[Begin]
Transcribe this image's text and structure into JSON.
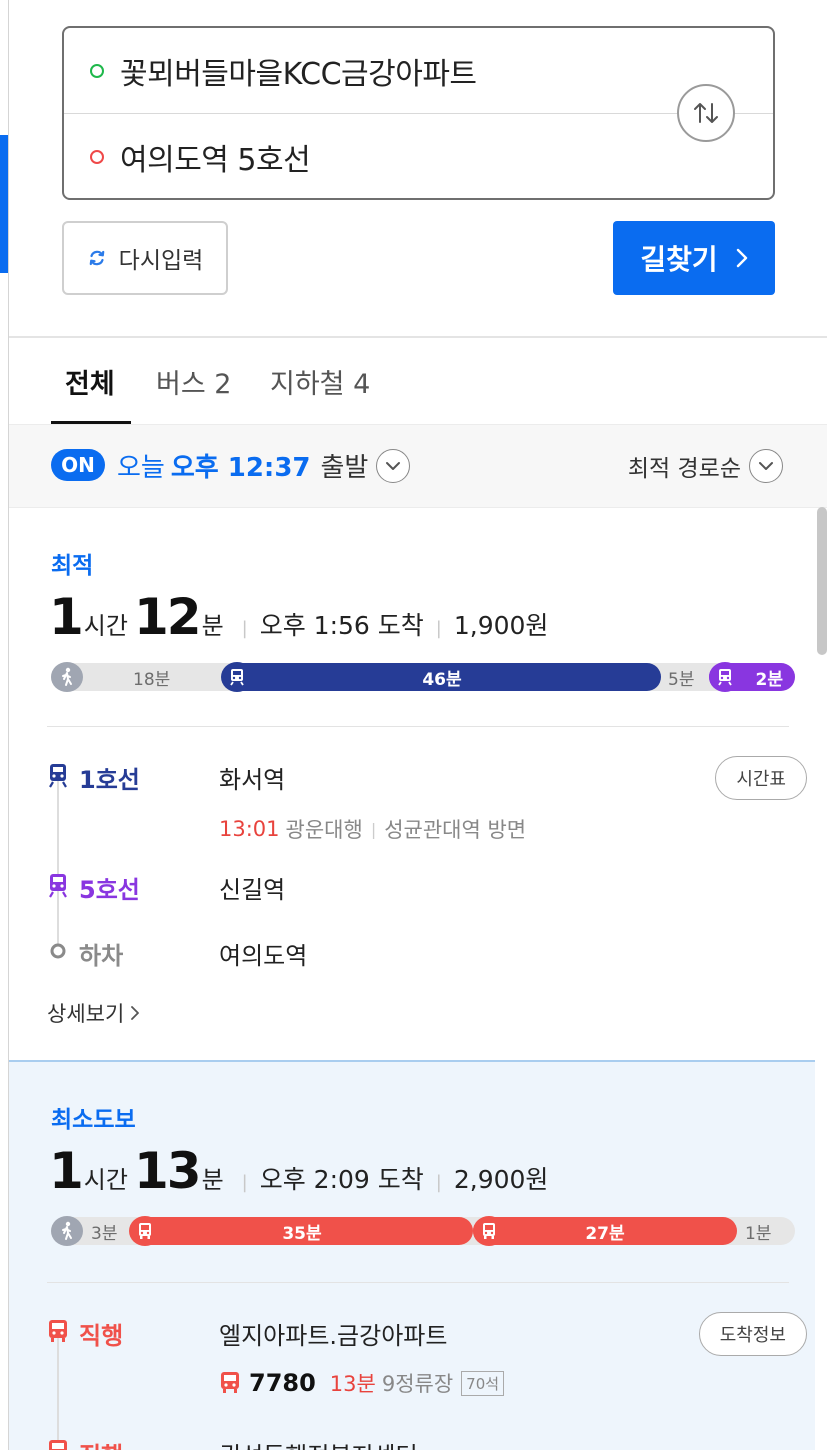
{
  "search": {
    "origin": "꽃뫼버들마을KCC금강아파트",
    "destination": "여의도역 5호선",
    "reset_label": "다시입력",
    "find_label": "길찾기"
  },
  "tabs": [
    {
      "label": "전체",
      "active": true
    },
    {
      "label": "버스 2",
      "active": false
    },
    {
      "label": "지하철 4",
      "active": false
    }
  ],
  "filter": {
    "on_badge": "ON",
    "day": "오늘",
    "time": "오후 12:37",
    "depart_label": "출발",
    "sort_label": "최적 경로순"
  },
  "routes": [
    {
      "badge": "최적",
      "hours": "1",
      "hours_unit": "시간",
      "minutes": "12",
      "minutes_unit": "분",
      "arrival": "오후 1:56 도착",
      "fare": "1,900원",
      "bar": {
        "walk_start": "18분",
        "subway_main": "46분",
        "walk_mid": "5분",
        "subway_transfer": "2분"
      },
      "legs": [
        {
          "name": "1호선",
          "station": "화서역",
          "button": "시간표",
          "sub_time": "13:01",
          "sub_dir": "광운대행",
          "sub_face": "성균관대역 방면"
        },
        {
          "name": "5호선",
          "station": "신길역"
        },
        {
          "name": "하차",
          "station": "여의도역"
        }
      ],
      "detail_label": "상세보기"
    },
    {
      "badge": "최소도보",
      "hours": "1",
      "hours_unit": "시간",
      "minutes": "13",
      "minutes_unit": "분",
      "arrival": "오후 2:09 도착",
      "fare": "2,900원",
      "bar": {
        "walk_start": "3분",
        "bus_first": "35분",
        "bus_second": "27분",
        "walk_end": "1분"
      },
      "legs": [
        {
          "name": "직행",
          "station": "엘지아파트.금강아파트",
          "button": "도착정보",
          "bus_number": "7780",
          "eta": "13분",
          "stops": "9정류장",
          "seats": "70석"
        },
        {
          "name": "직행",
          "station": "권선동행정복지센터"
        }
      ]
    }
  ],
  "colors": {
    "accent": "#0a6cf0",
    "line1": "#263c96",
    "line5": "#8936e0",
    "bus_red": "#f0514a",
    "walk": "#a0a6b2"
  }
}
[End]
Short exercise :: Transcribe the records above exactly, omitting every picture they contain.

Complete answer ::
Transcribe this image's text and structure into JSON.
{
  "search": {
    "origin": "꽃뫼버들마을KCC금강아파트",
    "destination": "여의도역 5호선",
    "reset_label": "다시입력",
    "find_label": "길찾기"
  },
  "tabs": [
    {
      "label": "전체",
      "active": true
    },
    {
      "label": "버스 2",
      "active": false
    },
    {
      "label": "지하철 4",
      "active": false
    }
  ],
  "filter": {
    "on_badge": "ON",
    "day": "오늘",
    "time": "오후 12:37",
    "depart_label": "출발",
    "sort_label": "최적 경로순"
  },
  "routes": [
    {
      "badge": "최적",
      "hours": "1",
      "hours_unit": "시간",
      "minutes": "12",
      "minutes_unit": "분",
      "arrival": "오후 1:56 도착",
      "fare": "1,900원",
      "bar": {
        "walk_start": "18분",
        "subway_main": "46분",
        "walk_mid": "5분",
        "subway_transfer": "2분"
      },
      "legs": [
        {
          "name": "1호선",
          "station": "화서역",
          "button": "시간표",
          "sub_time": "13:01",
          "sub_dir": "광운대행",
          "sub_face": "성균관대역 방면"
        },
        {
          "name": "5호선",
          "station": "신길역"
        },
        {
          "name": "하차",
          "station": "여의도역"
        }
      ],
      "detail_label": "상세보기"
    },
    {
      "badge": "최소도보",
      "hours": "1",
      "hours_unit": "시간",
      "minutes": "13",
      "minutes_unit": "분",
      "arrival": "오후 2:09 도착",
      "fare": "2,900원",
      "bar": {
        "walk_start": "3분",
        "bus_first": "35분",
        "bus_second": "27분",
        "walk_end": "1분"
      },
      "legs": [
        {
          "name": "직행",
          "station": "엘지아파트.금강아파트",
          "button": "도착정보",
          "bus_number": "7780",
          "eta": "13분",
          "stops": "9정류장",
          "seats": "70석"
        },
        {
          "name": "직행",
          "station": "권선동행정복지센터"
        }
      ]
    }
  ],
  "colors": {
    "accent": "#0a6cf0",
    "line1": "#263c96",
    "line5": "#8936e0",
    "bus_red": "#f0514a",
    "walk": "#a0a6b2"
  }
}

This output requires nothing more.